* [Work to be completed]:
Each line of the records needs to come back exactly as written.

*** Available data ***

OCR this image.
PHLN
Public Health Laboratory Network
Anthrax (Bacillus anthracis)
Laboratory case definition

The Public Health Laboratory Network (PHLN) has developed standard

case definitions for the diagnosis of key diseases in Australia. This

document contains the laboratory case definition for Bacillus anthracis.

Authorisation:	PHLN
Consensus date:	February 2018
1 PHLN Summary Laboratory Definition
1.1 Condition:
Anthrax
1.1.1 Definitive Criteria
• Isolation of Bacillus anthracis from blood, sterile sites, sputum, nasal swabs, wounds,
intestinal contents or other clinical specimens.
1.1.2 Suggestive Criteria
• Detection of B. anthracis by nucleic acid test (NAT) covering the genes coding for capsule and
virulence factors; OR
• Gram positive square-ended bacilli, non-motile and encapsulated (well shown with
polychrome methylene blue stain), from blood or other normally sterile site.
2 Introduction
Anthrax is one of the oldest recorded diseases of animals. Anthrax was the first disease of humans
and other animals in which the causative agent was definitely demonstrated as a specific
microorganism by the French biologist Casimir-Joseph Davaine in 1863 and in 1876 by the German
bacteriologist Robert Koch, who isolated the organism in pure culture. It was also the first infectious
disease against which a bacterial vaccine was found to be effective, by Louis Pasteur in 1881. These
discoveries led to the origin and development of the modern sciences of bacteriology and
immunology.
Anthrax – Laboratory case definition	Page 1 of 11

*** End of Available data ***

* [Solution for this exercise]:
OCR this image.
PHLN
Public Health Laboratory Network
Anthrax (Bacillus anthracis)
Laboratory case definition

The Public Health Laboratory Network (PHLN) has developed standard

case definitions for the diagnosis of key diseases in Australia. This

document contains the laboratory case definition for Bacillus anthracis.

Authorisation:	PHLN
Consensus date:	February 2018
1 PHLN Summary Laboratory Definition
1.1 Condition:
Anthrax
1.1.1 Definitive Criteria
• Isolation of Bacillus anthracis from blood, sterile sites, sputum, nasal swabs, wounds,
intestinal contents or other clinical specimens.
1.1.2 Suggestive Criteria
• Detection of B. anthracis by nucleic acid test (NAT) covering the genes coding for capsule and
virulence factors; OR
• Gram positive square-ended bacilli, non-motile and encapsulated (well shown with
polychrome methylene blue stain), from blood or other normally sterile site.
2 Introduction
Anthrax is one of the oldest recorded diseases of animals. Anthrax was the first disease of humans
and other animals in which the causative agent was definitely demonstrated as a specific
microorganism by the French biologist Casimir-Joseph Davaine in 1863 and in 1876 by the German
bacteriologist Robert Koch, who isolated the organism in pure culture. It was also the first infectious
disease against which a bacterial vaccine was found to be effective, by Louis Pasteur in 1881. These
discoveries led to the origin and development of the modern sciences of bacteriology and
immunology.
Anthrax – Laboratory case definition	Page 1 of 11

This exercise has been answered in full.